Because the canonical actors codebase supports only actors v6+, in doing so they will lose the ability to sync past portions of the chain. This may be an undesirable loss of functionality depending on the desired UX of every client, hence why this is entirely optional.

Alternatively, Filecoin clients may provide historical chain support by preserving the legacy VM in their codebases but activating it only through optional compilation (e.g. using Go build flags, or Rust Cargo features).

Design Rationale

Design rationale was integrated in the specification section.

Backwards Compatibility

Structure of Code CIDs

Altering the structure of the Code CID of built-in actors may have visible consequences for users:

  1. When constructing user-instantiable actors directly though the Init Actor (i.e. multisig or payment channel actors), users will have to specify unpredictable content-addressed Code CIDs instead of predictable synthetic CIDs.
  2. When querying an actor in the state tree (e.g. via the StateGetActor JSON-RPC API in Lotus), the Code field will no longer follow a structured pattern. This may break applications that parse Code CIDs.

A possible solution is to implement a JSON-RPC operation to query the CodeCID of a built-in actor. However, the Filecoin community was polled on this topic, and no concerns were raised. Thus, no action is proposed at this time.

Actor evolution

Pre-FVM, actor logic could change without its version being affected and, therefore, without the associated Code CIDs changing in the state tree. This is because the actor version (e.g. actors v6) represented the version of the ABI, not of the actor’s logic.

However, with truly content-addressed CIDs, any and every change in actor logic will result in different bytecode. In practice this implies that state tree migrations will be more frequent.

There is no action to take in this FIP, but it is worth noting the difference in change management dynamics that this FIP will bring on.

Test Plan

This section offers a comprehensive test plan for this FIP. It harnesses multiple testing techniques to attain high confidence on this FIP across various facets. Some test efforts actually target the prerequisite FIP-0030 - Introducing the Filecoin Virtual Machine (which this FIP activates), and not direct aspects of this FIP.

  • Test vectors for mainnet equivalence up until nv15, inclusive
    • FVM-level conformance: FVM implementations should directly pass the test vector corpus in filecoin-project/fvm-test-vectors, when vectors are fed at the Machine level.
    • Client-level conformance: Clients integrating the FVM should pass the test vector corpus in filecoin-project/fvm-test-vectors, when vectors are fed at the client level.
  • Back-testing mainnet
    • Client implementations adopting the FVM should be capable of syncing mainnet the following mainnet chain range:
      • Start: epoch 1231620 (Chocolate upgrade, with activation of nv14 and actors v6)

· · · · ·

Could you rewrite the Filecoin passage starting at the words "However, with truly" and ending after "of this FIP.", with every "FIP" renamed to "proposal"?

· · · · ·

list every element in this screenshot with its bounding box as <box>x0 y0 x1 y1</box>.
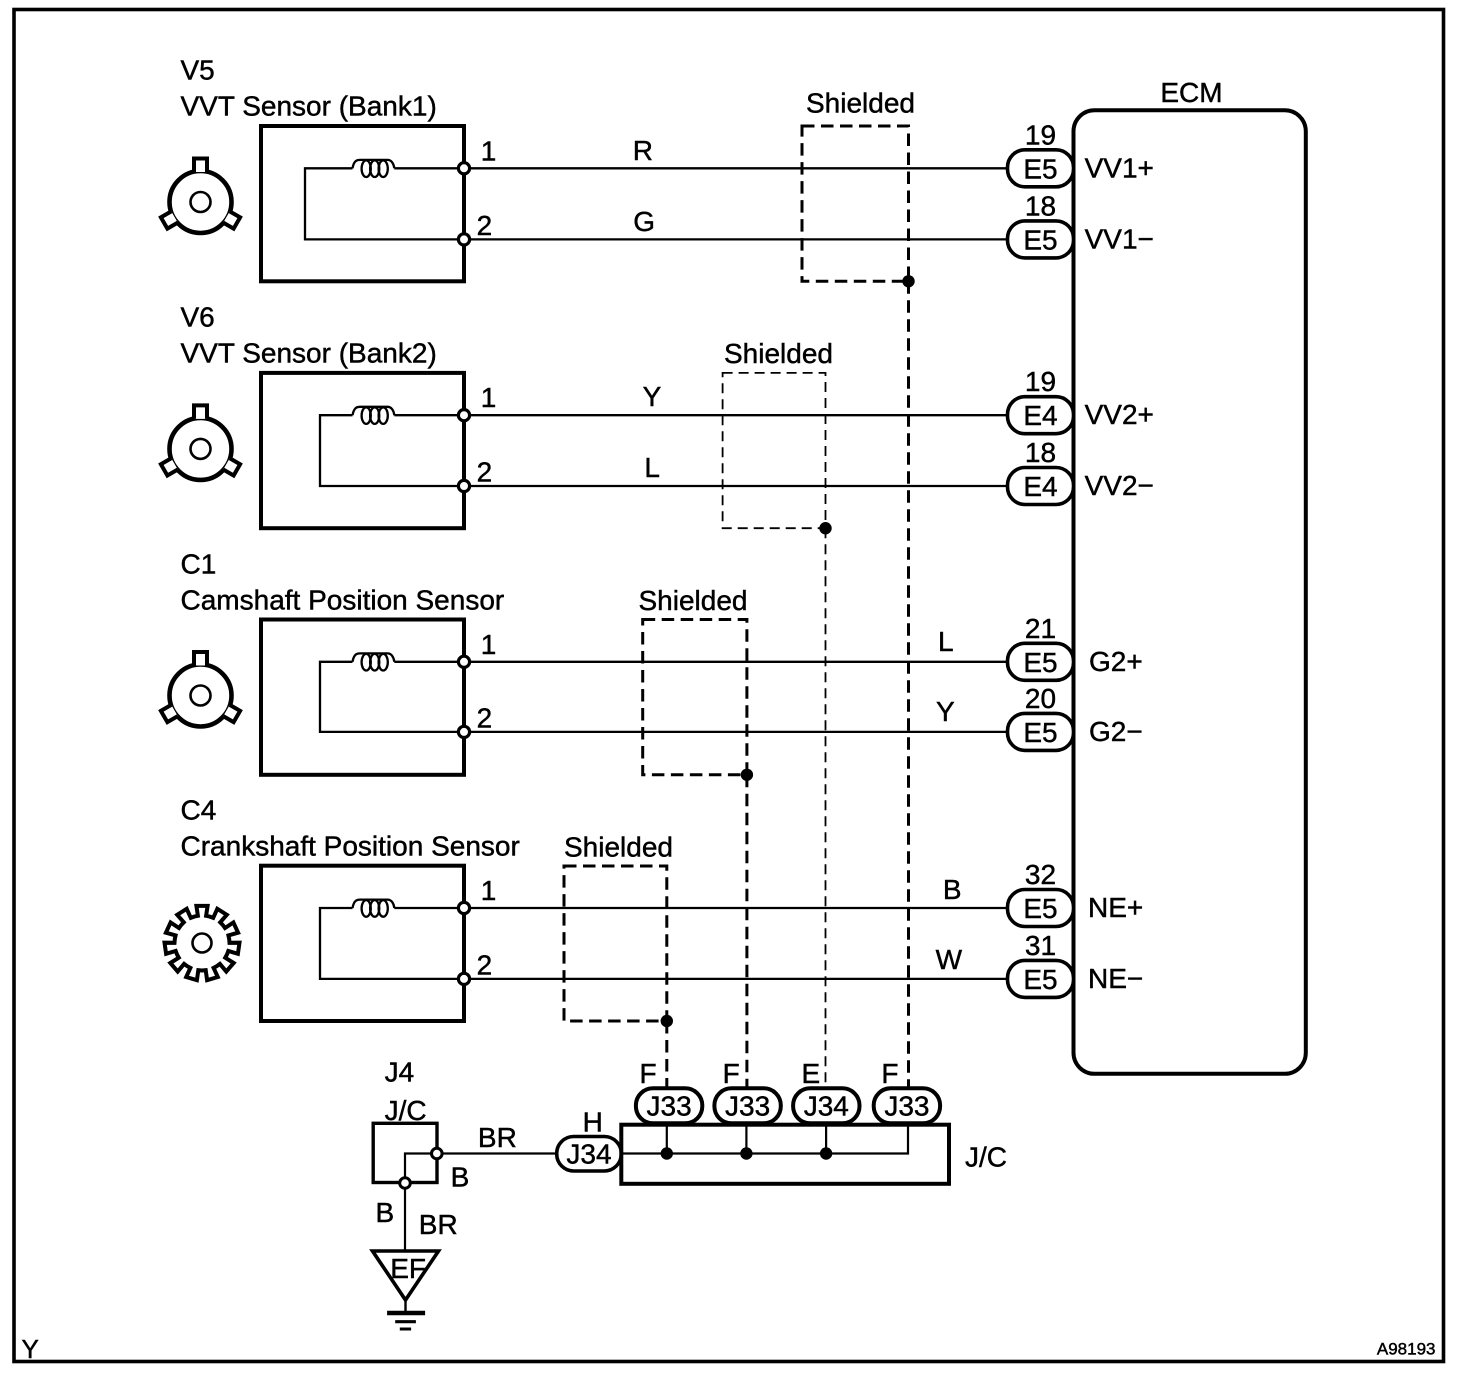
shield box (C1) <box>643 620 747 775</box>
svg-text:C4: C4 <box>181 795 217 826</box>
svg-text:31: 31 <box>1025 930 1056 961</box>
svg-text:J/C: J/C <box>385 1095 427 1126</box>
wire C4 pin2 to ECM <box>464 978 1008 980</box>
sensor C1 internal wire loop <box>320 662 464 732</box>
sensor C1 pickup coil <box>353 653 395 661</box>
ECM pin 19 connector E5 oval (VV1+) <box>1008 150 1074 187</box>
ECM pin 19 connector E4 oval (VV2+) <box>1008 397 1074 434</box>
svg-text:VV1+: VV1+ <box>1085 152 1154 183</box>
svg-text:2: 2 <box>477 456 493 487</box>
svg-text:19: 19 <box>1025 119 1056 150</box>
junction connector J34 oval (H) <box>557 1137 622 1172</box>
svg-text:J4: J4 <box>385 1057 415 1088</box>
svg-text:19: 19 <box>1025 366 1056 397</box>
J/C bus stub 3 <box>825 1126 827 1154</box>
sensor V6 pickup coil <box>353 407 395 415</box>
svg-text:Shielded: Shielded <box>806 88 915 119</box>
J/C bus stub 1 <box>666 1126 668 1154</box>
sensor V5 internal wire loop <box>305 168 464 239</box>
shield junction dot (C4) <box>661 1015 673 1027</box>
shield drain wire (C1) <box>745 775 748 1087</box>
wire J4 to ground (BR) <box>404 1189 406 1252</box>
svg-text:A98193: A98193 <box>1377 1340 1436 1359</box>
wire V6 pin2 to ECM <box>464 485 1008 487</box>
sensor C1 pin 1 <box>458 656 469 667</box>
sensor C4 box <box>261 866 464 1021</box>
J/C bus junction dot 3 <box>820 1147 832 1159</box>
wire V6 pin1 to ECM <box>394 414 1007 416</box>
svg-text:B: B <box>451 1162 470 1193</box>
svg-text:V6: V6 <box>181 302 215 333</box>
shield drain wire (V5) <box>907 281 910 1087</box>
ECM pin 32 connector E5 oval (NE+) <box>1008 890 1074 927</box>
sensor C4 pin 1 <box>458 902 469 913</box>
shield drain wire (C4) <box>665 1021 668 1087</box>
sensor V5 pin 1 <box>458 163 469 174</box>
shield junction dot (V5) <box>902 275 914 287</box>
J/C bus stub 2 <box>745 1126 747 1154</box>
sensor V6 internal wire loop <box>320 415 464 486</box>
svg-text:G2−: G2− <box>1089 716 1143 747</box>
ground bar 1 <box>387 1311 425 1315</box>
sensor V6 pin 2 <box>458 480 469 491</box>
svg-text:2: 2 <box>477 210 493 241</box>
svg-text:E5: E5 <box>1023 153 1057 184</box>
svg-text:E4: E4 <box>1023 471 1057 502</box>
sensor C4 pickup coil <box>353 900 395 908</box>
svg-text:Shielded: Shielded <box>639 585 748 616</box>
sensor C1 pin 2 <box>458 726 469 737</box>
svg-text:J34: J34 <box>566 1139 611 1170</box>
svg-text:F: F <box>640 1058 657 1089</box>
svg-text:E5: E5 <box>1023 224 1057 255</box>
wire C1 pin1 to ECM <box>394 661 1007 663</box>
J/C bus junction dot 2 <box>740 1147 752 1159</box>
svg-text:Y: Y <box>22 1334 39 1364</box>
wire J4 to J34 (BR) <box>442 1152 557 1154</box>
svg-text:E5: E5 <box>1023 647 1057 678</box>
sensor C4 connector icon <box>165 906 240 980</box>
svg-text:Y: Y <box>643 381 662 412</box>
sensor V5 pickup coil <box>353 160 395 168</box>
shield box (V6) <box>723 373 826 528</box>
svg-text:R: R <box>633 135 653 166</box>
ECM pin 18 connector E5 oval (VV1−) <box>1008 221 1074 258</box>
svg-text:B: B <box>376 1197 395 1228</box>
svg-text:J33: J33 <box>647 1091 692 1122</box>
sensor C1 connector icon <box>161 652 240 727</box>
svg-text:NE+: NE+ <box>1088 892 1143 923</box>
svg-text:EF: EF <box>390 1253 426 1284</box>
svg-text:BR: BR <box>419 1209 458 1240</box>
svg-text:1: 1 <box>481 382 497 413</box>
svg-text:F: F <box>723 1058 740 1089</box>
shield drain wire (V6) <box>825 528 827 1087</box>
svg-text:C1: C1 <box>181 549 217 580</box>
ground stem <box>404 1299 406 1313</box>
svg-text:L: L <box>644 452 660 483</box>
ground bar 3 <box>400 1328 411 1331</box>
svg-text:F: F <box>881 1058 898 1089</box>
sensor V6 box <box>261 373 464 528</box>
junction connector J33 oval (F) <box>636 1088 702 1123</box>
junction connector J33 oval (F) <box>714 1088 780 1123</box>
shield junction dot (C1) <box>741 769 753 781</box>
ECM pin 31 connector E5 oval (NE−) <box>1008 960 1074 997</box>
svg-text:18: 18 <box>1025 190 1056 221</box>
shield junction dot (V6) <box>819 522 831 534</box>
shield box (V5) <box>802 126 909 281</box>
svg-text:V5: V5 <box>181 55 215 86</box>
sensor V6 connector icon <box>161 405 240 480</box>
svg-text:B: B <box>943 874 962 905</box>
svg-text:Y: Y <box>936 696 955 727</box>
J4 side pin B <box>432 1148 443 1159</box>
sensor V5 box <box>261 126 464 281</box>
svg-text:Shielded: Shielded <box>724 338 833 369</box>
svg-text:G: G <box>633 206 655 237</box>
svg-text:ECM: ECM <box>1160 77 1222 108</box>
svg-text:E5: E5 <box>1023 893 1057 924</box>
sensor V5 pin 2 <box>458 234 469 245</box>
svg-text:VV2+: VV2+ <box>1085 399 1154 430</box>
sensor V5 connector icon <box>161 159 240 234</box>
svg-text:18: 18 <box>1025 437 1056 468</box>
ECM box <box>1074 110 1306 1074</box>
junction connector J34 oval (E) <box>793 1088 859 1123</box>
svg-text:E5: E5 <box>1023 717 1057 748</box>
svg-text:VVT Sensor (Bank1): VVT Sensor (Bank1) <box>181 91 437 122</box>
J4 internal wire <box>405 1154 431 1179</box>
svg-text:1: 1 <box>481 875 497 906</box>
ECM pin 18 connector E4 oval (VV2−) <box>1008 468 1074 505</box>
svg-text:Crankshaft Position Sensor: Crankshaft Position Sensor <box>181 831 520 862</box>
svg-text:VVT Sensor (Bank2): VVT Sensor (Bank2) <box>181 338 437 369</box>
svg-text:E4: E4 <box>1023 400 1057 431</box>
svg-text:1: 1 <box>481 135 497 166</box>
ECM pin 21 connector E5 oval (G2+) <box>1008 643 1074 680</box>
svg-text:21: 21 <box>1025 613 1056 644</box>
svg-text:20: 20 <box>1025 683 1056 714</box>
svg-text:J/C: J/C <box>965 1142 1007 1173</box>
svg-text:1: 1 <box>481 629 497 660</box>
svg-text:L: L <box>938 626 954 657</box>
sensor C4 pin 2 <box>458 973 469 984</box>
svg-text:VV2−: VV2− <box>1085 470 1154 501</box>
wire C1 pin2 to ECM <box>464 731 1008 733</box>
svg-text:32: 32 <box>1025 859 1056 890</box>
svg-text:J34: J34 <box>804 1091 849 1122</box>
J/C bus junction dot 1 <box>661 1147 673 1159</box>
svg-text:J33: J33 <box>884 1091 929 1122</box>
wire V5 pin2 to ECM <box>464 238 1008 240</box>
svg-text:Shielded: Shielded <box>564 832 673 863</box>
svg-text:VV1−: VV1− <box>1085 223 1154 254</box>
junction connector J33 oval (F) <box>874 1088 940 1123</box>
svg-text:2: 2 <box>477 702 493 733</box>
svg-text:J33: J33 <box>725 1091 770 1122</box>
J/C junction box <box>621 1125 949 1184</box>
svg-text:2: 2 <box>477 949 493 980</box>
junction connector J4 box <box>373 1123 437 1182</box>
J4 bottom pin B <box>400 1178 411 1189</box>
svg-text:NE−: NE− <box>1088 963 1143 994</box>
shield box (C4) <box>564 866 667 1021</box>
svg-text:W: W <box>936 944 963 975</box>
sensor V6 pin 1 <box>458 410 469 421</box>
svg-text:H: H <box>583 1107 603 1138</box>
ECM pin 20 connector E5 oval (G2−) <box>1008 713 1074 750</box>
sensor C4 internal wire loop <box>320 908 464 979</box>
ground symbol EF triangle <box>373 1251 439 1300</box>
wire V5 pin1 to ECM <box>394 167 1007 169</box>
sensor C1 box <box>261 620 464 775</box>
svg-text:Camshaft Position Sensor: Camshaft Position Sensor <box>181 585 505 616</box>
wire C4 pin1 to ECM <box>394 907 1007 909</box>
ground bar 2 <box>395 1320 416 1323</box>
svg-text:BR: BR <box>478 1122 517 1153</box>
J/C internal bus wire <box>621 1126 908 1154</box>
svg-text:E5: E5 <box>1023 964 1057 995</box>
svg-text:G2+: G2+ <box>1089 646 1143 677</box>
svg-text:E: E <box>802 1058 821 1089</box>
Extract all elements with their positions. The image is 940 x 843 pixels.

· · · · ·

**RESULT OF THIS TASK**
However, with truly content-addressed CIDs, any and every change in actor logic will result in different bytecode. In practice this implies that state tree migrations will be more frequent.

There is no action to take in this proposal, but it is worth noting the difference in change management dynamics that this proposal will bring on.

Test Plan

This section offers a comprehensive test plan for this proposal. It harnesses multiple testing techniques to attain high confidence on this proposal across various facets. Some test efforts actually target the prerequisite proposal-0030 - Introducing the Filecoin Virtual Machine (which this proposal activates), and not direct aspects of this proposal.